### DIRECTIVE
Return the records that follow unaltered. Omit every picture.

Saved entries
....................

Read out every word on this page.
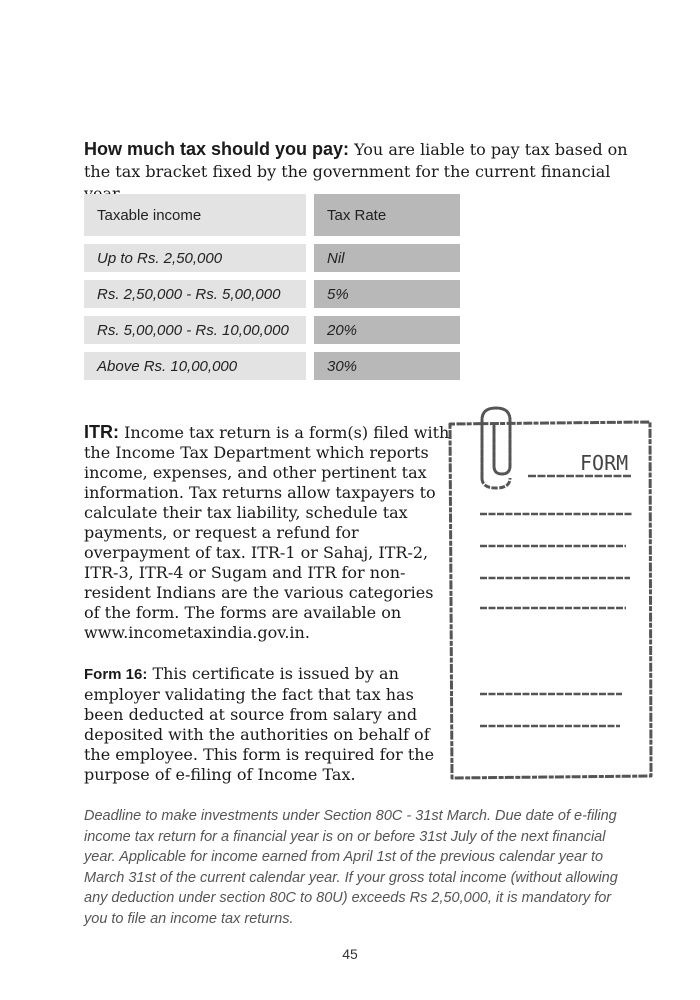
How much tax should you pay: You are liable to pay tax based on the tax bracket fixed by the government for the current financial
Taxable income	Tax Rate
Up to Rs. 2,50,000	Nil
Rs. 2,50,000 - Rs. 5,00,000	5%
Rs. 5,00,000 - Rs. 10,00,000	20%
Above Rs. 10,00,000	30%
ITR: Income tax return is a form(s) filed with the Income Tax Department which reports income, expenses, and other pertinent tax information. Tax returns allow taxpayers to calculate their tax liability, schedule tax payments, or request a refund for overpayment of tax. ITR-1 or Sahaj, ITR-2, ITR-3, ITR-4 or Sugam and ITR for non-resident Indians are the various categories of the form. The forms are available on www.incometaxindia.gov.in.
Form 16: This certificate is issued by an employer validating the fact that tax has been deducted at source from salary and deposited with the authorities on behalf of the employee. This form is required for the purpose of e-filing of Income Tax.
FORM
Deadline to make investments under Section 80C - 31st March. Due date of e-filing income tax return for a financial year is on or before 31st July of the next financial year. Applicable for income earned from April 1st of the previous calendar year to March 31st of the current calendar year. If your gross total income (without allowing any deduction under section 80C to 80U) exceeds Rs 2,50,000, it is mandatory for you to file an income tax returns.
45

....................

### TASK OUTPUT
Read out every word on this page.
How much tax should you pay: You are liable to pay tax based on the tax bracket fixed by the government for the current financial
Taxable income	Tax Rate
Up to Rs. 2,50,000	Nil
Rs. 2,50,000 - Rs. 5,00,000	5%
Rs. 5,00,000 - Rs. 10,00,000	20%
Above Rs. 10,00,000	30%
ITR: Income tax return is a form(s) filed with the Income Tax Department which reports income, expenses, and other pertinent tax information. Tax returns allow taxpayers to calculate their tax liability, schedule tax payments, or request a refund for overpayment of tax. ITR-1 or Sahaj, ITR-2, ITR-3, ITR-4 or Sugam and ITR for non-resident Indians are the various categories of the form. The forms are available on www.incometaxindia.gov.in.
Form 16: This certificate is issued by an employer validating the fact that tax has been deducted at source from salary and deposited with the authorities on behalf of the employee. This form is required for the purpose of e-filing of Income Tax.
FORM
Deadline to make investments under Section 80C - 31st March. Due date of e-filing income tax return for a financial year is on or before 31st July of the next financial year. Applicable for income earned from April 1st of the previous calendar year to March 31st of the current calendar year. If your gross total income (without allowing any deduction under section 80C to 80U) exceeds Rs 2,50,000, it is mandatory for you to file an income tax returns.
45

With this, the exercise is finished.